- **TASK DATA**:
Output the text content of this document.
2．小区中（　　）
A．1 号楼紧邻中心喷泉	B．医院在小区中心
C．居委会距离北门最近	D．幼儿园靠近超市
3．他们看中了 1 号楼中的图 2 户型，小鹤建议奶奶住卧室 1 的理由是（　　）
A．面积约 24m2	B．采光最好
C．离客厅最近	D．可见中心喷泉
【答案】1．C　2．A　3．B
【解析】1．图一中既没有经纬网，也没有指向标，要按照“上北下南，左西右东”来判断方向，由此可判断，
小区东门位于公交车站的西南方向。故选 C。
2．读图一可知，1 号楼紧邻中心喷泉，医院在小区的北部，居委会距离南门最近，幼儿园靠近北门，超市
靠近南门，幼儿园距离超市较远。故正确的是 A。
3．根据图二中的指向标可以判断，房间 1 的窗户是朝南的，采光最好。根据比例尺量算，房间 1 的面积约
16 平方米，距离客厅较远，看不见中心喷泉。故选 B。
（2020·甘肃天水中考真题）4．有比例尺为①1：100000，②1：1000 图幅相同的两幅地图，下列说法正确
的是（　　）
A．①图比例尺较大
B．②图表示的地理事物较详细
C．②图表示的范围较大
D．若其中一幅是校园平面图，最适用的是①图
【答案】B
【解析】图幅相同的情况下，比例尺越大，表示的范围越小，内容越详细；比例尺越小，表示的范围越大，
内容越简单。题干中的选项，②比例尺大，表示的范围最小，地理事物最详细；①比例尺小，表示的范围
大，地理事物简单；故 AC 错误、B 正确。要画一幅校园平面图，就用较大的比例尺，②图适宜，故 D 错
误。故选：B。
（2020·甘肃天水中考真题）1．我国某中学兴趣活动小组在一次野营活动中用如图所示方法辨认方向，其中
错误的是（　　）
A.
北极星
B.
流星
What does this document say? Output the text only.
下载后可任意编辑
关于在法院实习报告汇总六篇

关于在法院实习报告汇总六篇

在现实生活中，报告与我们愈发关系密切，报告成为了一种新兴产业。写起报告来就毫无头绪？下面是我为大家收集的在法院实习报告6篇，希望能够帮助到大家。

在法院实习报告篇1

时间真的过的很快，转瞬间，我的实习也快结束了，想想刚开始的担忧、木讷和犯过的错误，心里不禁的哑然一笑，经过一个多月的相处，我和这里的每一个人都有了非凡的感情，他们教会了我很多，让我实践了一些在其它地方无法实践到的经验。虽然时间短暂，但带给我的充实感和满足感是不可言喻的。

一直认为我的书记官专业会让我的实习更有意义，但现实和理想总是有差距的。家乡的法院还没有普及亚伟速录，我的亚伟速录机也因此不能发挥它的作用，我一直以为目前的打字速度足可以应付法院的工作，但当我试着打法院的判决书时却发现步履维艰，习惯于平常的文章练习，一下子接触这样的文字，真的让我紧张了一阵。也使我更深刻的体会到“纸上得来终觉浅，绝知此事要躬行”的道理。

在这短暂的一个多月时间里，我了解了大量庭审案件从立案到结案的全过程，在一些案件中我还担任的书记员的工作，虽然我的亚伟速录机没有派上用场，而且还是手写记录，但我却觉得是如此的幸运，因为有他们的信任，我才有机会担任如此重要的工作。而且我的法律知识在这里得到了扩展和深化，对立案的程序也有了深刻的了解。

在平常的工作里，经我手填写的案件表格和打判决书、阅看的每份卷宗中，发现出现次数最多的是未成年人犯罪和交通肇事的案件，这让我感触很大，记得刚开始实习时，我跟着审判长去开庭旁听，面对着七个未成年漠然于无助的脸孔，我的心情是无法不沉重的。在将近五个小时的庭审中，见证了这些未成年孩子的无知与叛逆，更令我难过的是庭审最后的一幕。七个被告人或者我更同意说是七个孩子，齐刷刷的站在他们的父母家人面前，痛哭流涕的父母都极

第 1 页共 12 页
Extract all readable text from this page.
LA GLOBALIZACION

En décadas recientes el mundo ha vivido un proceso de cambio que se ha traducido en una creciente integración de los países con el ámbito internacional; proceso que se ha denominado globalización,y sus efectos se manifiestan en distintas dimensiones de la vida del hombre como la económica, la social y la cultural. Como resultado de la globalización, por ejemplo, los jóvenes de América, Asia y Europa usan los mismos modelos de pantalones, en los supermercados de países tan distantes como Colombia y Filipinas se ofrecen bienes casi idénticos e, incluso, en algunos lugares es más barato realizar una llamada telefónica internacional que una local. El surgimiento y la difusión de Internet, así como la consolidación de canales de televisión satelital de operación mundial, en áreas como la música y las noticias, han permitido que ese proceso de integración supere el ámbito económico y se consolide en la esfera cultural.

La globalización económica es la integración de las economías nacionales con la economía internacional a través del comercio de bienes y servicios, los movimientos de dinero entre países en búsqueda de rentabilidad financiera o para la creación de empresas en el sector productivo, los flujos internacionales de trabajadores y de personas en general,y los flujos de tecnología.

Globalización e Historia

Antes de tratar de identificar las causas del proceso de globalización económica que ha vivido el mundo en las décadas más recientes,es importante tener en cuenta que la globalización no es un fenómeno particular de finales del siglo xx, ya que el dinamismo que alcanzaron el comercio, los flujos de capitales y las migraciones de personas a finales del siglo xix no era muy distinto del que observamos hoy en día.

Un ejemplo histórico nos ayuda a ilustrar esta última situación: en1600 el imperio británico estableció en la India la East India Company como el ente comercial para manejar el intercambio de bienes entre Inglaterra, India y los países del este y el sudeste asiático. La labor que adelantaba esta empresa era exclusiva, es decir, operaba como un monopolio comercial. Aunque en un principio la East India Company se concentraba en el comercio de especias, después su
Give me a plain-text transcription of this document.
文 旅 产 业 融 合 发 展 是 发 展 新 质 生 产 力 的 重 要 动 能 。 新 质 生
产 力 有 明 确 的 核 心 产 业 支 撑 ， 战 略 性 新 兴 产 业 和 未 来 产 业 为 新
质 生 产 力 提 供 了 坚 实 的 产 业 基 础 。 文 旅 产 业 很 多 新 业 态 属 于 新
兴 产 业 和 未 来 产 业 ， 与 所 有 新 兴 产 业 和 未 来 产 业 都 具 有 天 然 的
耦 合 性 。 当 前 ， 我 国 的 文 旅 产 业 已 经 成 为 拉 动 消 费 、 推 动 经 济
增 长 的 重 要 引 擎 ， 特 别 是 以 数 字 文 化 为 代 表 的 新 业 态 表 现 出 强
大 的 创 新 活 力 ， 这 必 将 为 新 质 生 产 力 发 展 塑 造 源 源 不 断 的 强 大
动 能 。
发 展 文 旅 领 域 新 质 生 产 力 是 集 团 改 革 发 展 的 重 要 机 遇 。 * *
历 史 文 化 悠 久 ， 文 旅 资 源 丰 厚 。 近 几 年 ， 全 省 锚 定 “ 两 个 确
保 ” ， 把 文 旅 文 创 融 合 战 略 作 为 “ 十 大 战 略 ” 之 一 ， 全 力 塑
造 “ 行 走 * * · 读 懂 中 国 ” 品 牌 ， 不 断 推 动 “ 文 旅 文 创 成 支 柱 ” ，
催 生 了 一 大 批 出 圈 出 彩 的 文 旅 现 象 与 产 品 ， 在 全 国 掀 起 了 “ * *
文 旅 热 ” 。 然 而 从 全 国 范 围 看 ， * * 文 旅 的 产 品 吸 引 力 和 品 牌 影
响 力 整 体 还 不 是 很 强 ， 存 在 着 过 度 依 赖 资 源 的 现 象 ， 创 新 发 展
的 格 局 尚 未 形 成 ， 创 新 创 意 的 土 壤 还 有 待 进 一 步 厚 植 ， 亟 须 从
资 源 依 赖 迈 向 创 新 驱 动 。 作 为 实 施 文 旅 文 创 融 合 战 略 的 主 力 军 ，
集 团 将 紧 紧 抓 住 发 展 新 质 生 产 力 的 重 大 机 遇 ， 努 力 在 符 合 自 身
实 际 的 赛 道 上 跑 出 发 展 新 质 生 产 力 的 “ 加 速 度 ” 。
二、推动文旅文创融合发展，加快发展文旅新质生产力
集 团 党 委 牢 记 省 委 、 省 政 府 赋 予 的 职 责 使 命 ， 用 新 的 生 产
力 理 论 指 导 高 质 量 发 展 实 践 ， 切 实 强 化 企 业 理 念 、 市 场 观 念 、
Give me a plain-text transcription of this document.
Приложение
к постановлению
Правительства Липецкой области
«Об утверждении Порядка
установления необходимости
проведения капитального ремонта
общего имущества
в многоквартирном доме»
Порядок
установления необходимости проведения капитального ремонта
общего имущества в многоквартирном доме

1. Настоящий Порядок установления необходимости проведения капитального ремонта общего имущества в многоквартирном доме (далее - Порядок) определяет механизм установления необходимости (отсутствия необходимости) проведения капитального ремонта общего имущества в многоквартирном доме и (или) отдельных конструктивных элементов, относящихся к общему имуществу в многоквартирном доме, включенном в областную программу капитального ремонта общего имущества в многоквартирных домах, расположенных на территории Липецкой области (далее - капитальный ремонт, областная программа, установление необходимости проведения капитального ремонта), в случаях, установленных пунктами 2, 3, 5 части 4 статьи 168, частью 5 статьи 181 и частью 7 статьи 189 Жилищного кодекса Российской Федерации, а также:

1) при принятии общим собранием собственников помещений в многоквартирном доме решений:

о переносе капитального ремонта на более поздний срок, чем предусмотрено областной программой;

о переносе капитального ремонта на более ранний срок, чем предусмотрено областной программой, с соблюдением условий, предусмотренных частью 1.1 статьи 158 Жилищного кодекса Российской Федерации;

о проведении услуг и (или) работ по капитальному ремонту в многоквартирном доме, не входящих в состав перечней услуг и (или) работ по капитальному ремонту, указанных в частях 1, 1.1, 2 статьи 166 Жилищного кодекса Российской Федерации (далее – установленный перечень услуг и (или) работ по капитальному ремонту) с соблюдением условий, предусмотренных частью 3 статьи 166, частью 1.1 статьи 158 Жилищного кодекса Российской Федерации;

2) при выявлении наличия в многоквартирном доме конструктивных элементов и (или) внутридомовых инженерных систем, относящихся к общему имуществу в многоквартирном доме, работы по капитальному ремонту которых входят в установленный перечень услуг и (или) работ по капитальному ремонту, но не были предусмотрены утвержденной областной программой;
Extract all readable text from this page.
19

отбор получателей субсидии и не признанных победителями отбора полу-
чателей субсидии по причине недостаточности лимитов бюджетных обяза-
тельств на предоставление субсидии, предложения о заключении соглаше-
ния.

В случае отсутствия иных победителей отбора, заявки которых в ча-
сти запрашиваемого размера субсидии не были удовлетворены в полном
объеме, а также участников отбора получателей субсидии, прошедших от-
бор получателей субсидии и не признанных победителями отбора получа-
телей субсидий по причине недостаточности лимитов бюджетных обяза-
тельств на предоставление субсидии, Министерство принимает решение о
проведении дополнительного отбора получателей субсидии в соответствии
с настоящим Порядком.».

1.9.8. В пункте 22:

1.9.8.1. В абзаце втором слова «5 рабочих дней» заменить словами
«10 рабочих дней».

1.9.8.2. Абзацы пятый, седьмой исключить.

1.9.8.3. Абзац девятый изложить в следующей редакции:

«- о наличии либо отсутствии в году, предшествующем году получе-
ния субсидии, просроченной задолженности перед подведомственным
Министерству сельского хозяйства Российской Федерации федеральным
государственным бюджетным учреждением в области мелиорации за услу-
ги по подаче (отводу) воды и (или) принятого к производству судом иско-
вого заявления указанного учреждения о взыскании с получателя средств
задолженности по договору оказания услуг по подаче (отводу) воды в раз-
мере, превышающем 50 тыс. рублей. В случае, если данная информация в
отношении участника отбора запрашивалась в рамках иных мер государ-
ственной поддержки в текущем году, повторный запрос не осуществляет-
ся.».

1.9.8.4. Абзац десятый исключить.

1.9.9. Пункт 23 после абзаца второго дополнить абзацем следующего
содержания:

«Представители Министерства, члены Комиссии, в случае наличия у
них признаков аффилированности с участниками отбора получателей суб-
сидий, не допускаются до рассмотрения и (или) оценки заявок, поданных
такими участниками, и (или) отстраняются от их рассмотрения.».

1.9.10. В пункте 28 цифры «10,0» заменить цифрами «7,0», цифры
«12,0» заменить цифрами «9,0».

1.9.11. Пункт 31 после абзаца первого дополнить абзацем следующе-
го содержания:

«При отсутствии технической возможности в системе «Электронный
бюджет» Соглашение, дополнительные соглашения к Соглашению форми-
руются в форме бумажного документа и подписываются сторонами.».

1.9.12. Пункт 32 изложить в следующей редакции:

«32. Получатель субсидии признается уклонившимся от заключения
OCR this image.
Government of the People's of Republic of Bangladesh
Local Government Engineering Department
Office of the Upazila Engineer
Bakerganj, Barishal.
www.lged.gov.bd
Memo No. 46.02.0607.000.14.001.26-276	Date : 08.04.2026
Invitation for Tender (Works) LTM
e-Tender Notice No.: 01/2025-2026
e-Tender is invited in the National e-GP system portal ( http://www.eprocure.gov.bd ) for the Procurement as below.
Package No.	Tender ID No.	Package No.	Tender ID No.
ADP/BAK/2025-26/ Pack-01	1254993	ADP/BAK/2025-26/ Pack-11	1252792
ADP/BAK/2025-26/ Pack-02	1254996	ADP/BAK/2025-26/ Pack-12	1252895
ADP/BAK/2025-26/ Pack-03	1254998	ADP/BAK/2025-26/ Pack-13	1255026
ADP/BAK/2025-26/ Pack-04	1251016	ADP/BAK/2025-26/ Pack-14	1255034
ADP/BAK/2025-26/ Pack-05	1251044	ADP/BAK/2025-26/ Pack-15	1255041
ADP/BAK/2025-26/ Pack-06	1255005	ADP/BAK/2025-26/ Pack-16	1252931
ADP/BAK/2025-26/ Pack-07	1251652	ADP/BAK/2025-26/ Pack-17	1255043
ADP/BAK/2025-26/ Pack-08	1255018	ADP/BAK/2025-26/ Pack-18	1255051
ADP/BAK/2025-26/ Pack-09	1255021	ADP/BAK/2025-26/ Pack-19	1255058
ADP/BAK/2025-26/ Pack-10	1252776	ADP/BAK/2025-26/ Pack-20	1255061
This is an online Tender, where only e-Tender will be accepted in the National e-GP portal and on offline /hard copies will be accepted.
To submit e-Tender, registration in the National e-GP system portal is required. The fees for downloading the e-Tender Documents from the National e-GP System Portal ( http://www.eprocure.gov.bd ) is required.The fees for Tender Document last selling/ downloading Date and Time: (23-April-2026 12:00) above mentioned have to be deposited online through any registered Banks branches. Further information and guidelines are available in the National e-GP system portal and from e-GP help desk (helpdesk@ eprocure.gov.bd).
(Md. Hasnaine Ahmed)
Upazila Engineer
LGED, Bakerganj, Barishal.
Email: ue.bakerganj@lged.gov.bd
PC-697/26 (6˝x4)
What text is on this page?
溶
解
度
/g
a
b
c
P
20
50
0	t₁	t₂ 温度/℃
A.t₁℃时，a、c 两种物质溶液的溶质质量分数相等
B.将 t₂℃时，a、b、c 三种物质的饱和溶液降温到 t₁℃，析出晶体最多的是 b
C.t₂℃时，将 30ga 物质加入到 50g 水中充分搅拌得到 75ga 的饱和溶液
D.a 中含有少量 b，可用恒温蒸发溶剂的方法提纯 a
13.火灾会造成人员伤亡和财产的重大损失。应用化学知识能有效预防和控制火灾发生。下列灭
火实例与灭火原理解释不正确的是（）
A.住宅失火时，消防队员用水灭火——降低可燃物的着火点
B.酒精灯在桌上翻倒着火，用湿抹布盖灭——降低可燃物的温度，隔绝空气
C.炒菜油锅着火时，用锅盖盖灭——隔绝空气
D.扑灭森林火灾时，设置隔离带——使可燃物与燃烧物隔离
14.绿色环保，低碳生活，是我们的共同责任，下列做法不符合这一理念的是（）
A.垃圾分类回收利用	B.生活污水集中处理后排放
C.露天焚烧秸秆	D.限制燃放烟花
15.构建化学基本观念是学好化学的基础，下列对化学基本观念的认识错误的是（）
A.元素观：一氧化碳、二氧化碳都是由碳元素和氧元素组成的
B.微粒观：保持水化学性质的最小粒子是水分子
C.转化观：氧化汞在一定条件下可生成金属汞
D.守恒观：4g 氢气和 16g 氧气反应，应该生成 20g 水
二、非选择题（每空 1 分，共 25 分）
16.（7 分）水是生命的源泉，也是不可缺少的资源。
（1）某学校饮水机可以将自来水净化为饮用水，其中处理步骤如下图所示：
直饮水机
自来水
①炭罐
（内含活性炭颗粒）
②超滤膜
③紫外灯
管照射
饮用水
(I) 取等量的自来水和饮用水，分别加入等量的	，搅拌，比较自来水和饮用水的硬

- **SET PROBLEM**:
Copy out every line from the records that has the word "бюджетных".

- **EXERCISE ANSWER**:
чателей субсидии по причине недостаточности лимитов бюджетных обяза-
телей субсидий по причине недостаточности лимитов бюджетных обяза-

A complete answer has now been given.